## INFORMATION SUPPLIED

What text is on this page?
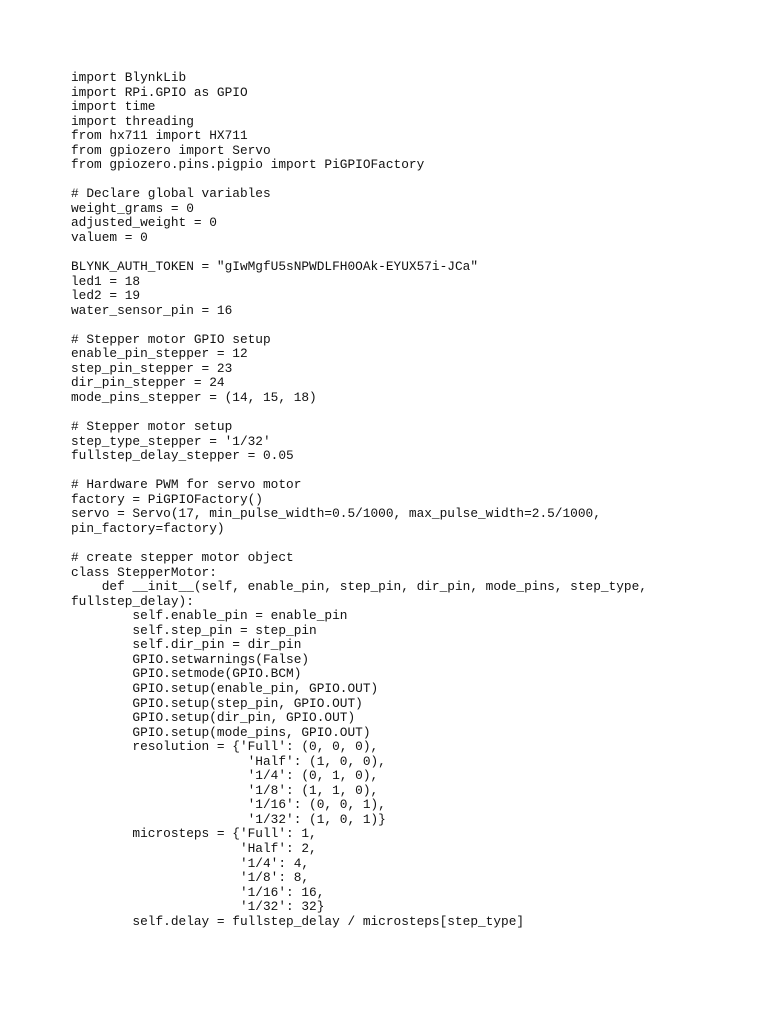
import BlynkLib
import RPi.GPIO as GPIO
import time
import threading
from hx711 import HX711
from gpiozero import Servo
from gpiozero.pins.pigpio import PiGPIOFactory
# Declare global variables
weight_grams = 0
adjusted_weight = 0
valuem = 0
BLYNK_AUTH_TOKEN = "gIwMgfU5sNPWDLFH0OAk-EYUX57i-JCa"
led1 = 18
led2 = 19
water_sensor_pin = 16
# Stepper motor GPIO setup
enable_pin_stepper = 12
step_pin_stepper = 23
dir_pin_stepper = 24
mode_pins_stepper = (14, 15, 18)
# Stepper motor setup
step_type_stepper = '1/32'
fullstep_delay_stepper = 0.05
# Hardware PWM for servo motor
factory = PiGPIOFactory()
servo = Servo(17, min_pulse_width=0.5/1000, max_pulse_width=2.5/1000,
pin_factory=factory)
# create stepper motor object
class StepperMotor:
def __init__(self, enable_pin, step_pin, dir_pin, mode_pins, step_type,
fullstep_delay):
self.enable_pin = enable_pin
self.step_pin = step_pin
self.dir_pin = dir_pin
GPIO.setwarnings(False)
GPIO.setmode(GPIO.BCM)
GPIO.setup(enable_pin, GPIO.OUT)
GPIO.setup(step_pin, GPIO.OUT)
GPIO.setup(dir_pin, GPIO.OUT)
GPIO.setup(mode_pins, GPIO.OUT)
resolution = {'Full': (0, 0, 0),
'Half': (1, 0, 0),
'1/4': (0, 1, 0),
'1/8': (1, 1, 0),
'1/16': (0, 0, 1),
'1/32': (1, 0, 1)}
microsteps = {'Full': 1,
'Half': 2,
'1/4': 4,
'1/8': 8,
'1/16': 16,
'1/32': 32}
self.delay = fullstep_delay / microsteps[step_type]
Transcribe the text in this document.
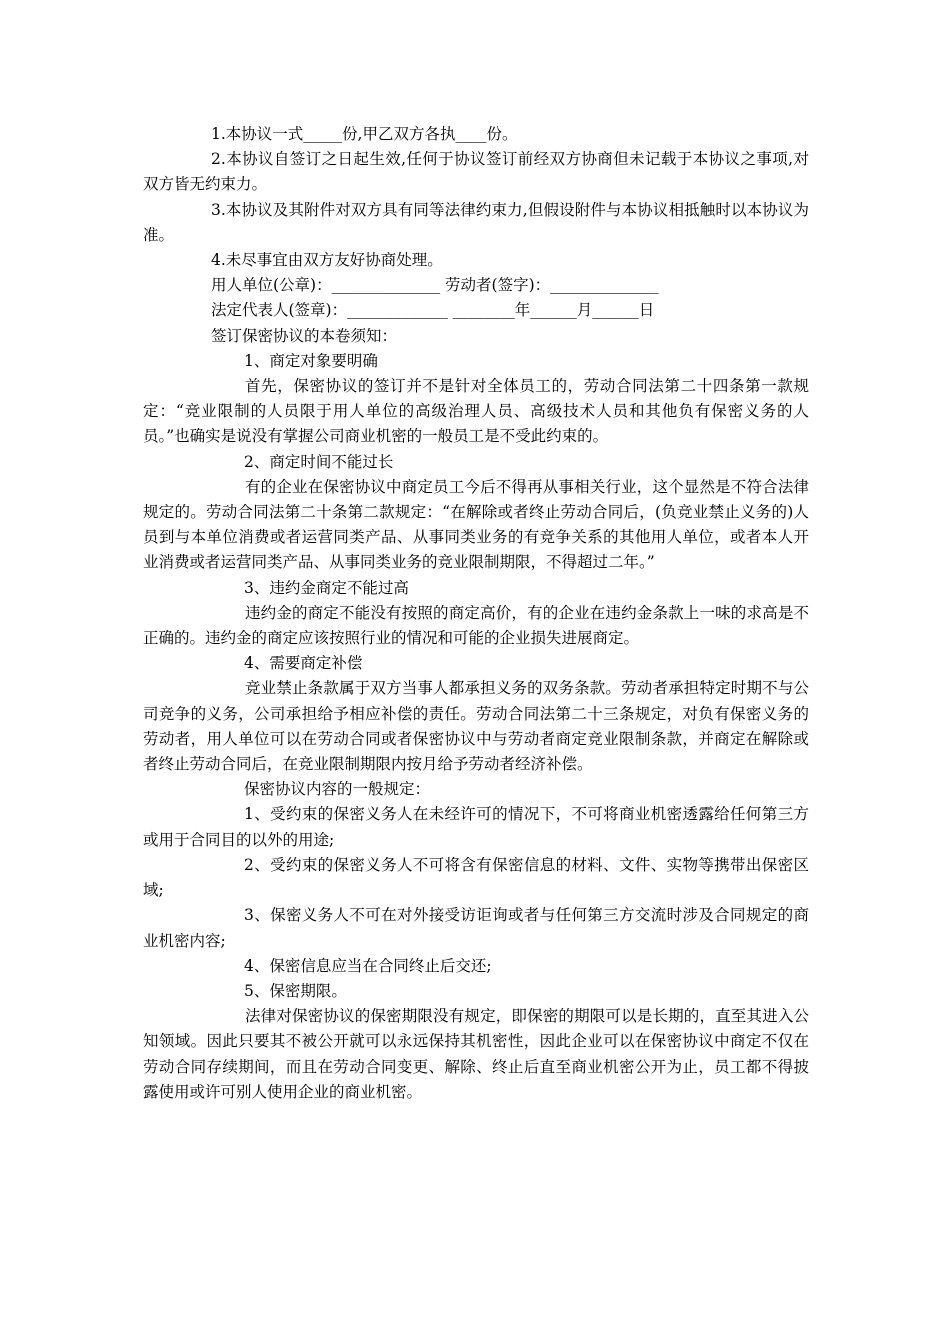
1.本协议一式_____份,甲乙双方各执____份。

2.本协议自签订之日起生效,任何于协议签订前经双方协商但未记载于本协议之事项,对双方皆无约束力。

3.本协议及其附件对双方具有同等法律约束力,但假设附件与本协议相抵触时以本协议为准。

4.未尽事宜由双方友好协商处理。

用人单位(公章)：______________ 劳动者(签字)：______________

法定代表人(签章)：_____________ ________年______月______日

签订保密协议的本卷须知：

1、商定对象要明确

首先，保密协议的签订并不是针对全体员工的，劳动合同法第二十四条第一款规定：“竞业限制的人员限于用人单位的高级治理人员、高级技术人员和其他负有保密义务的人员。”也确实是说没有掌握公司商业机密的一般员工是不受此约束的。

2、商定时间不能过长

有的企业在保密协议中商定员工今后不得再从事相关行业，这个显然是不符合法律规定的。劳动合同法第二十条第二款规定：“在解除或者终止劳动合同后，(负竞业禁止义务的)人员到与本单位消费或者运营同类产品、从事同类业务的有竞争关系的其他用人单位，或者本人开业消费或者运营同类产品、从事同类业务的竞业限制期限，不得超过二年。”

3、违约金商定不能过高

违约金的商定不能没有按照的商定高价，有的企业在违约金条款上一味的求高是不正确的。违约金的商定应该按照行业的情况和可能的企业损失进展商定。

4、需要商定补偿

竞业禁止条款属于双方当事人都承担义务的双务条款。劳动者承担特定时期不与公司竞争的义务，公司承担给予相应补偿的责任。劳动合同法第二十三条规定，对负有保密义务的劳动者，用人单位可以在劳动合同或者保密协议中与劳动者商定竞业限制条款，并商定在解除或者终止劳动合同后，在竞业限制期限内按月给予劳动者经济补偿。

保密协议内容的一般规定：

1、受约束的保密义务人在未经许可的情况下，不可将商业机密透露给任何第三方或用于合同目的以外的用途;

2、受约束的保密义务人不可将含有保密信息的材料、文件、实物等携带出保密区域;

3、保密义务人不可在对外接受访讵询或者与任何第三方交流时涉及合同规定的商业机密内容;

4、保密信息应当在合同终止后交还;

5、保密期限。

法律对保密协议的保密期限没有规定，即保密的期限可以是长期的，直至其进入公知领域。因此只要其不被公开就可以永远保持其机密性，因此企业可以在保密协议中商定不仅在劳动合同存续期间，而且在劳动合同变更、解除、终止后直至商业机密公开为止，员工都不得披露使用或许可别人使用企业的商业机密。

## AIM OF THE TASK
Your task is to repeat the data above exactly while excluding the pictures.

## RESPONSE FOR THIS EXERCISE
What text is on this page?
import BlynkLib
import RPi.GPIO as GPIO
import time
import threading
from hx711 import HX711
from gpiozero import Servo
from gpiozero.pins.pigpio import PiGPIOFactory
# Declare global variables
weight_grams = 0
adjusted_weight = 0
valuem = 0
BLYNK_AUTH_TOKEN = "gIwMgfU5sNPWDLFH0OAk-EYUX57i-JCa"
led1 = 18
led2 = 19
water_sensor_pin = 16
# Stepper motor GPIO setup
enable_pin_stepper = 12
step_pin_stepper = 23
dir_pin_stepper = 24
mode_pins_stepper = (14, 15, 18)
# Stepper motor setup
step_type_stepper = '1/32'
fullstep_delay_stepper = 0.05
# Hardware PWM for servo motor
factory = PiGPIOFactory()
servo = Servo(17, min_pulse_width=0.5/1000, max_pulse_width=2.5/1000,
pin_factory=factory)
# create stepper motor object
class StepperMotor:
def __init__(self, enable_pin, step_pin, dir_pin, mode_pins, step_type,
fullstep_delay):
self.enable_pin = enable_pin
self.step_pin = step_pin
self.dir_pin = dir_pin
GPIO.setwarnings(False)
GPIO.setmode(GPIO.BCM)
GPIO.setup(enable_pin, GPIO.OUT)
GPIO.setup(step_pin, GPIO.OUT)
GPIO.setup(dir_pin, GPIO.OUT)
GPIO.setup(mode_pins, GPIO.OUT)
resolution = {'Full': (0, 0, 0),
'Half': (1, 0, 0),
'1/4': (0, 1, 0),
'1/8': (1, 1, 0),
'1/16': (0, 0, 1),
'1/32': (1, 0, 1)}
microsteps = {'Full': 1,
'Half': 2,
'1/4': 4,
'1/8': 8,
'1/16': 16,
'1/32': 32}
self.delay = fullstep_delay / microsteps[step_type]
Transcribe the text in this document.
1.本协议一式_____份,甲乙双方各执____份。

2.本协议自签订之日起生效,任何于协议签订前经双方协商但未记载于本协议之事项,对双方皆无约束力。

3.本协议及其附件对双方具有同等法律约束力,但假设附件与本协议相抵触时以本协议为准。

4.未尽事宜由双方友好协商处理。

用人单位(公章)：______________ 劳动者(签字)：______________

法定代表人(签章)：_____________ ________年______月______日

签订保密协议的本卷须知：

1、商定对象要明确

首先，保密协议的签订并不是针对全体员工的，劳动合同法第二十四条第一款规定：“竞业限制的人员限于用人单位的高级治理人员、高级技术人员和其他负有保密义务的人员。”也确实是说没有掌握公司商业机密的一般员工是不受此约束的。

2、商定时间不能过长

有的企业在保密协议中商定员工今后不得再从事相关行业，这个显然是不符合法律规定的。劳动合同法第二十条第二款规定：“在解除或者终止劳动合同后，(负竞业禁止义务的)人员到与本单位消费或者运营同类产品、从事同类业务的有竞争关系的其他用人单位，或者本人开业消费或者运营同类产品、从事同类业务的竞业限制期限，不得超过二年。”

3、违约金商定不能过高

违约金的商定不能没有按照的商定高价，有的企业在违约金条款上一味的求高是不正确的。违约金的商定应该按照行业的情况和可能的企业损失进展商定。

4、需要商定补偿

竞业禁止条款属于双方当事人都承担义务的双务条款。劳动者承担特定时期不与公司竞争的义务，公司承担给予相应补偿的责任。劳动合同法第二十三条规定，对负有保密义务的劳动者，用人单位可以在劳动合同或者保密协议中与劳动者商定竞业限制条款，并商定在解除或者终止劳动合同后，在竞业限制期限内按月给予劳动者经济补偿。

保密协议内容的一般规定：

1、受约束的保密义务人在未经许可的情况下，不可将商业机密透露给任何第三方或用于合同目的以外的用途;

2、受约束的保密义务人不可将含有保密信息的材料、文件、实物等携带出保密区域;

3、保密义务人不可在对外接受访讵询或者与任何第三方交流时涉及合同规定的商业机密内容;

4、保密信息应当在合同终止后交还;

5、保密期限。

法律对保密协议的保密期限没有规定，即保密的期限可以是长期的，直至其进入公知领域。因此只要其不被公开就可以永远保持其机密性，因此企业可以在保密协议中商定不仅在劳动合同存续期间，而且在劳动合同变更、解除、终止后直至商业机密公开为止，员工都不得披露使用或许可别人使用企业的商业机密。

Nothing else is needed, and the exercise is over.